◆ TASK GOAL:
Output all of the entries below precisely as written.

◆ MATERIAL FOR THE TASK:

=-=-=

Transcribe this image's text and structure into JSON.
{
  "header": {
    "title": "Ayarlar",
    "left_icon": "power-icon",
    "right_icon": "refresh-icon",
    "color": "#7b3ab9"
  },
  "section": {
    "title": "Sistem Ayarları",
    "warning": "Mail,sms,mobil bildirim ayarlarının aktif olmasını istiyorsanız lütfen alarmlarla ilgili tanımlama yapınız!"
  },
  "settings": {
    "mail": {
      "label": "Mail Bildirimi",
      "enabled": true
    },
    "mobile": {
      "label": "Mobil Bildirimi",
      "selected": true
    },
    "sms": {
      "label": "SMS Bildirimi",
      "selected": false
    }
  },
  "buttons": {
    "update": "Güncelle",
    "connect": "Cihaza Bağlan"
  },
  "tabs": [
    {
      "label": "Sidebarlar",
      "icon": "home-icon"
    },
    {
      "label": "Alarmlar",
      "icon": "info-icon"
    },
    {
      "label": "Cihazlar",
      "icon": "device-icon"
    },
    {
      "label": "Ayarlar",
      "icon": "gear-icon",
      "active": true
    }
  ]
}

=-=-=

◆ PROBLEM SOLUTION:
Transcribe this image's text and structure into JSON.
{
  "header": {
    "title": "Ayarlar",
    "left_icon": "power-icon",
    "right_icon": "refresh-icon",
    "color": "#7b3ab9"
  },
  "section": {
    "title": "Sistem Ayarları",
    "warning": "Mail,sms,mobil bildirim ayarlarının aktif olmasını istiyorsanız lütfen alarmlarla ilgili tanımlama yapınız!"
  },
  "settings": {
    "mail": {
      "label": "Mail Bildirimi",
      "enabled": true
    },
    "mobile": {
      "label": "Mobil Bildirimi",
      "selected": true
    },
    "sms": {
      "label": "SMS Bildirimi",
      "selected": false
    }
  },
  "buttons": {
    "update": "Güncelle",
    "connect": "Cihaza Bağlan"
  },
  "tabs": [
    {
      "label": "Sidebarlar",
      "icon": "home-icon"
    },
    {
      "label": "Alarmlar",
      "icon": "info-icon"
    },
    {
      "label": "Cihazlar",
      "icon": "device-icon"
    },
    {
      "label": "Ayarlar",
      "icon": "gear-icon",
      "active": true
    }
  ]
}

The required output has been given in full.